[SUPPLIED RECORDS start]

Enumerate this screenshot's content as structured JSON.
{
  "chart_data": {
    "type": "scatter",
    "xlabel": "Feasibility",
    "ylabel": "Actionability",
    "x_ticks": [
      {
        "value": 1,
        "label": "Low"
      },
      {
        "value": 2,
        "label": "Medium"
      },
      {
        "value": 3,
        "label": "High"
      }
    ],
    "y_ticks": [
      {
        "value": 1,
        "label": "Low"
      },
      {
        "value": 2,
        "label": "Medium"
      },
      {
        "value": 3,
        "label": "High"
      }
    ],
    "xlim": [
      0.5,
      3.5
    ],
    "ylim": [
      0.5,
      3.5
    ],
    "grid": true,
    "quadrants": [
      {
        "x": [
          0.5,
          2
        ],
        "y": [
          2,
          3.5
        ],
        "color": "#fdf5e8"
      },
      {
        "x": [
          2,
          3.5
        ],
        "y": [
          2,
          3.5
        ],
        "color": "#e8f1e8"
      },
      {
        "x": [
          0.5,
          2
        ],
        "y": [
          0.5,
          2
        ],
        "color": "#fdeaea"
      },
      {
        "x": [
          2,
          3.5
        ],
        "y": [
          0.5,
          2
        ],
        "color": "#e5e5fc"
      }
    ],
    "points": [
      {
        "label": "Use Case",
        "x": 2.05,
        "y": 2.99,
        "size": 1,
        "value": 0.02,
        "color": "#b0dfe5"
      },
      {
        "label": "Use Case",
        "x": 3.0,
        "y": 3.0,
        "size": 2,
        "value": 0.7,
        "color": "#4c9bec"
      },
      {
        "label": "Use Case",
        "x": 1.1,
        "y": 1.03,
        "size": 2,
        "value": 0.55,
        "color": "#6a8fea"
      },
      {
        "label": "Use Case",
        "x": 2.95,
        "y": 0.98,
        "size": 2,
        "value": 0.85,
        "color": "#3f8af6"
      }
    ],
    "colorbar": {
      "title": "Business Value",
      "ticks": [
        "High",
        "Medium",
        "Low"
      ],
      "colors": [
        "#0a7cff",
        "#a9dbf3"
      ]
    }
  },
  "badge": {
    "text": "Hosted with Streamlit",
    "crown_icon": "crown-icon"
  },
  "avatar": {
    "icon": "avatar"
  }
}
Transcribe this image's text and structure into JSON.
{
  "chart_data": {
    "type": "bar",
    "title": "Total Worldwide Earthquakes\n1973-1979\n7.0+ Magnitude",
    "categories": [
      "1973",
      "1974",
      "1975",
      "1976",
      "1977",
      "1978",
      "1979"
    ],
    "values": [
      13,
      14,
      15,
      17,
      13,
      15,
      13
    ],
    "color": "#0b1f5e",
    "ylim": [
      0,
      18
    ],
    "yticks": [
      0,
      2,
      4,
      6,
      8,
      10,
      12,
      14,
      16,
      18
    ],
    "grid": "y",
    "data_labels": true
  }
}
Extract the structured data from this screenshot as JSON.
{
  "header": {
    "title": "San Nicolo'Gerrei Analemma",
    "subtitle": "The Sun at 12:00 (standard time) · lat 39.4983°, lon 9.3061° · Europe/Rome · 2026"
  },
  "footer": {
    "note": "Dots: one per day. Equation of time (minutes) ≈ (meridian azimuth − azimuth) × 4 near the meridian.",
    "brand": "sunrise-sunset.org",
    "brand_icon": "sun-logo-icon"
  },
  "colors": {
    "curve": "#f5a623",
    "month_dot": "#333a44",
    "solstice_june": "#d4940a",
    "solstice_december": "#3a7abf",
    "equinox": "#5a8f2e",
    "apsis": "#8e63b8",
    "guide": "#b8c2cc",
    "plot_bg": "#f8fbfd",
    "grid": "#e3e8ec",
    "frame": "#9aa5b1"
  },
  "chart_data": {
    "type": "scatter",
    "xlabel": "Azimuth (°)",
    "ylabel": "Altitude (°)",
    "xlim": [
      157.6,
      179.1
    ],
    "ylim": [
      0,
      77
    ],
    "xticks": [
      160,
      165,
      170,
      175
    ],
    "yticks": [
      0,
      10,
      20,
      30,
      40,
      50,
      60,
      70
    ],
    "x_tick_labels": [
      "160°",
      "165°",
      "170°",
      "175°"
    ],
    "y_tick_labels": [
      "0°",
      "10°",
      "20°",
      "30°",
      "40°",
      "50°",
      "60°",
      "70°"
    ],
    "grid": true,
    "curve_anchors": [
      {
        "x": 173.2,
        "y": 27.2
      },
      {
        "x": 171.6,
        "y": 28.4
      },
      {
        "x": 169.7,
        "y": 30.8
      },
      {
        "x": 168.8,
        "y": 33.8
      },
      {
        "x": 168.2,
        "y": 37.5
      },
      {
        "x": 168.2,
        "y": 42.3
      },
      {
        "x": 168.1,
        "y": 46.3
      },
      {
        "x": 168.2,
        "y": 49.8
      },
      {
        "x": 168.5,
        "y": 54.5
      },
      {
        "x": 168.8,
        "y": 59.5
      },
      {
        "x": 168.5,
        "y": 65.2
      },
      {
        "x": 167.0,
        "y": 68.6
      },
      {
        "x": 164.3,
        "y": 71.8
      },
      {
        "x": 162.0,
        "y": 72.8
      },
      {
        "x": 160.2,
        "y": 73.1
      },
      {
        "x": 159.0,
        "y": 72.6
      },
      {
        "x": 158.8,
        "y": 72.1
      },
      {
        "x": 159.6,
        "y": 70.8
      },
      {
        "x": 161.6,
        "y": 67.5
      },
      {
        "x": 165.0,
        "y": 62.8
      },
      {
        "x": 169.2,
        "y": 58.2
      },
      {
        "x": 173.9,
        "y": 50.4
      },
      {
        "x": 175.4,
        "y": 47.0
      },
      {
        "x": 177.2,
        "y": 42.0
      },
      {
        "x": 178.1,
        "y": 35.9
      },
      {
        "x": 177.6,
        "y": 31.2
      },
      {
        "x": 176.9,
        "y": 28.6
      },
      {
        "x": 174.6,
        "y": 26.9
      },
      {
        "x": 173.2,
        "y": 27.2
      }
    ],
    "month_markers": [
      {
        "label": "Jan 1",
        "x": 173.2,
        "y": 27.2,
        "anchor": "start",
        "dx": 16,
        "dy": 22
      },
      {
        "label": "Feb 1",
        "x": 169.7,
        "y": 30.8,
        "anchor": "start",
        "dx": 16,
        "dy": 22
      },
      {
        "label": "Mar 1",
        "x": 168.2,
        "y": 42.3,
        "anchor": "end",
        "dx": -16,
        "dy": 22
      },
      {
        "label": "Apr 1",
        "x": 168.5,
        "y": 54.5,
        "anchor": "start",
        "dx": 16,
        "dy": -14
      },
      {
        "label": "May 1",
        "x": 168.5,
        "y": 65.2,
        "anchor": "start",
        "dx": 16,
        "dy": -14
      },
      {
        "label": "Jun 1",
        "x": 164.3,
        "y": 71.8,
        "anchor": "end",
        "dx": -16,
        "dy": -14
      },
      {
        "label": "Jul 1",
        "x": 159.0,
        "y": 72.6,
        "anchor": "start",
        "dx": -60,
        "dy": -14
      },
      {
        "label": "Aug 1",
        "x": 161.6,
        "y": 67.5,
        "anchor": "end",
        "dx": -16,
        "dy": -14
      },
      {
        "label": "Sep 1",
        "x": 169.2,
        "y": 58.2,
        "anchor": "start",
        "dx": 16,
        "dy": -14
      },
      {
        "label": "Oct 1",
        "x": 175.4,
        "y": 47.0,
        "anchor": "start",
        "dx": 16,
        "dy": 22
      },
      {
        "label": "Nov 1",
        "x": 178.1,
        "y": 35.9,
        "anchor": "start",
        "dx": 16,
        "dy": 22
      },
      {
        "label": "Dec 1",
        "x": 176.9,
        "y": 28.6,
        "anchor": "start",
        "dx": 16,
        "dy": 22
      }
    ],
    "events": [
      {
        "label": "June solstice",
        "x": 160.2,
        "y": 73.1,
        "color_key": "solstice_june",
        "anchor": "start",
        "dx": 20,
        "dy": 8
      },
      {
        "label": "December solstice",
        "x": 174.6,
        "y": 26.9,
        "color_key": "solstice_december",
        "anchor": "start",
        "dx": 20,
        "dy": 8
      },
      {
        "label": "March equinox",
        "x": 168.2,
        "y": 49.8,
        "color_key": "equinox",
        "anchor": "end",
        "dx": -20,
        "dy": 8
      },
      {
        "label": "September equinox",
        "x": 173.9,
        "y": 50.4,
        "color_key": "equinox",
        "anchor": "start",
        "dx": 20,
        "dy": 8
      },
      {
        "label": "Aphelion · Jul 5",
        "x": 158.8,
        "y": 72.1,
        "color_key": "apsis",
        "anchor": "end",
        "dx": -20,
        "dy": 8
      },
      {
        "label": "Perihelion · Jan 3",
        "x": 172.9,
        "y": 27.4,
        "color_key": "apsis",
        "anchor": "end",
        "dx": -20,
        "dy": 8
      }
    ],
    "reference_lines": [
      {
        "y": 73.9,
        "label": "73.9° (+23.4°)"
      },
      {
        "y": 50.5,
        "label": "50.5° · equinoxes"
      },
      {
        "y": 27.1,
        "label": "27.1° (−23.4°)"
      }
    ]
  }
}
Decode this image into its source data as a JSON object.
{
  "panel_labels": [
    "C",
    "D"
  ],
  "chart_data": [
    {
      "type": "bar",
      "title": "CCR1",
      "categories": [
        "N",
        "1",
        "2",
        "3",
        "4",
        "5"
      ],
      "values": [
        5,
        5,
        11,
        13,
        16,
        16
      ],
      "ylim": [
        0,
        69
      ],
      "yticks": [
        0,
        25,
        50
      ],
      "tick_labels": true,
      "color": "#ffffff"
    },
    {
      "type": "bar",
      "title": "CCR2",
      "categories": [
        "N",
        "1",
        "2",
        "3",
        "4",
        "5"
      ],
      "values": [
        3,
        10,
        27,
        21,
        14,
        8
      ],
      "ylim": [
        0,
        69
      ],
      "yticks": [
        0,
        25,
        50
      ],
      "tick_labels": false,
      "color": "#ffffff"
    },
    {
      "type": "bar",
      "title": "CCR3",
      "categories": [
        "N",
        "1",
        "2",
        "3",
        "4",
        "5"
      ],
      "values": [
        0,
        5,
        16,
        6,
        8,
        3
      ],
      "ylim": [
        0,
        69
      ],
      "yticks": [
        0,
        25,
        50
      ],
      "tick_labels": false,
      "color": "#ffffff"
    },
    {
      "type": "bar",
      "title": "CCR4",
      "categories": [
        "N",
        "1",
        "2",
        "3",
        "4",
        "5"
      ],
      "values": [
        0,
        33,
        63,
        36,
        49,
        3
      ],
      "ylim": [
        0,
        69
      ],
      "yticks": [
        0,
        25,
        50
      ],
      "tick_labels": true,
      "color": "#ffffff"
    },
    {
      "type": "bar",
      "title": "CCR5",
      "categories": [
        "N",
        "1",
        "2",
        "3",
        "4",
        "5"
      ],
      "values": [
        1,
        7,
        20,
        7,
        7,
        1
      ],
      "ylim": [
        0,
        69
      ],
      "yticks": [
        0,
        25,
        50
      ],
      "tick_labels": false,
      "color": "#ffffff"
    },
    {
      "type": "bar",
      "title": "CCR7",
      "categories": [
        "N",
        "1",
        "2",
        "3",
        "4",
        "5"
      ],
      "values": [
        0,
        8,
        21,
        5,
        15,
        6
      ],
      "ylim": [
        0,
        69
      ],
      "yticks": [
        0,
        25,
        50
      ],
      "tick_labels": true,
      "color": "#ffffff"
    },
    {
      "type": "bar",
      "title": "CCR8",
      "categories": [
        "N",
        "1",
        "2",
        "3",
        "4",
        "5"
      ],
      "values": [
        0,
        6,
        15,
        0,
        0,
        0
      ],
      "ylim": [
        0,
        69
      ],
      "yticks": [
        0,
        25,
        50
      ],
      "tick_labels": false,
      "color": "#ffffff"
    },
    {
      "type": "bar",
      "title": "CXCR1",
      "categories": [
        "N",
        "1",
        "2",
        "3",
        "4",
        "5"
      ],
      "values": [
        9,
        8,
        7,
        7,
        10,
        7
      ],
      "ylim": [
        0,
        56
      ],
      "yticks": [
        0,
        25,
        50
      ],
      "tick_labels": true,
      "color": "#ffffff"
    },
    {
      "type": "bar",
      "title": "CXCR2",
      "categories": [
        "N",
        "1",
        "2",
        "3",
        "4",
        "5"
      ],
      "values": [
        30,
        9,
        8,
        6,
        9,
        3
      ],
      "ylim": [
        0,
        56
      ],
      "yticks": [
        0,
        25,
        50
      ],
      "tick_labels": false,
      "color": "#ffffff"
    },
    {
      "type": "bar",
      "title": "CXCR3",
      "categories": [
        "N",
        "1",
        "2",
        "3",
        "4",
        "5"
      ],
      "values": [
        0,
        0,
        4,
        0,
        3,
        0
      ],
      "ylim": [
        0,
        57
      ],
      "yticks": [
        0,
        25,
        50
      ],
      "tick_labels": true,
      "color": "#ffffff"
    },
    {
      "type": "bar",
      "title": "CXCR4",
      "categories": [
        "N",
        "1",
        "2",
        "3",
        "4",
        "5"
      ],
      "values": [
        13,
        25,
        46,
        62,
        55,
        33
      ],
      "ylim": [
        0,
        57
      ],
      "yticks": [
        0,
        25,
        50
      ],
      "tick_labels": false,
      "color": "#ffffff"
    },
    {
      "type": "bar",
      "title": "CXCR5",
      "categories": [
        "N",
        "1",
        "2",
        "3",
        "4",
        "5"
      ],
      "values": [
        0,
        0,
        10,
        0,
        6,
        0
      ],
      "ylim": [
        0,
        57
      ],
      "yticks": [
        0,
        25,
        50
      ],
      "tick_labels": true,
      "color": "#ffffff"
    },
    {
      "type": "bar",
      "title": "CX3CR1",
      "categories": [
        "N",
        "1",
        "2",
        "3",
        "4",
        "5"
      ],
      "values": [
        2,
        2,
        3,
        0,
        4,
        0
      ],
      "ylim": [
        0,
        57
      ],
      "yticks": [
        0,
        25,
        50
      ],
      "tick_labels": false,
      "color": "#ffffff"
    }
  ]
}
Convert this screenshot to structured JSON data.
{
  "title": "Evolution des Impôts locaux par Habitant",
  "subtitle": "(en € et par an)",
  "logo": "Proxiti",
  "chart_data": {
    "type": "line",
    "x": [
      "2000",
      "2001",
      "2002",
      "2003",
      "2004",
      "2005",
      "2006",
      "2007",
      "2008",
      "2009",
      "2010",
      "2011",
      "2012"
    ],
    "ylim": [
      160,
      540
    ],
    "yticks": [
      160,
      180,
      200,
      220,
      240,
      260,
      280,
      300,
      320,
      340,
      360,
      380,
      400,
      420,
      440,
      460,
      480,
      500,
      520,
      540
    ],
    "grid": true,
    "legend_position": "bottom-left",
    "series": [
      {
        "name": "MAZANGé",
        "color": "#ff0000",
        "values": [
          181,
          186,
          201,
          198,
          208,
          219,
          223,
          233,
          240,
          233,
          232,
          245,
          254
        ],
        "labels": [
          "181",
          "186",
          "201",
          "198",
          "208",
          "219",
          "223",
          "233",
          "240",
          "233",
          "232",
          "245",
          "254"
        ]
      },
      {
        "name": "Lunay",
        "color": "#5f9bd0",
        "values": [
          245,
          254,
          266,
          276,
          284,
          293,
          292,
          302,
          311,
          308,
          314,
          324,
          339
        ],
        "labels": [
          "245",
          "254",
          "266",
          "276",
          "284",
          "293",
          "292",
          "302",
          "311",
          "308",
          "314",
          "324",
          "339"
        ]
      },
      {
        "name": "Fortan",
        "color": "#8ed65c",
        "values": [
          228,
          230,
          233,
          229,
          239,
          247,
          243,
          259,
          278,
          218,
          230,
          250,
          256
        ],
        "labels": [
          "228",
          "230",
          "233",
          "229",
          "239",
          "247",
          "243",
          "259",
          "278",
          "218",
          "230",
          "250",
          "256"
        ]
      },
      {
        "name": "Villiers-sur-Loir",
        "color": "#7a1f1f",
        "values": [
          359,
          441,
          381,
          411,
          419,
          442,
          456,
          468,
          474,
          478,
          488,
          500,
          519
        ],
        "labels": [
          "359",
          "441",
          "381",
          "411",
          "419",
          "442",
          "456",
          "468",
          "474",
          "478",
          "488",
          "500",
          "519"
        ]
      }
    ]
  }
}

[SUPPLIED RECORDS end]

In the records above, find the lines containing "xlabel" and copy them.

THE RESULT:
    "xlabel": "Feasibility",
    "xlabel": "Azimuth (°)",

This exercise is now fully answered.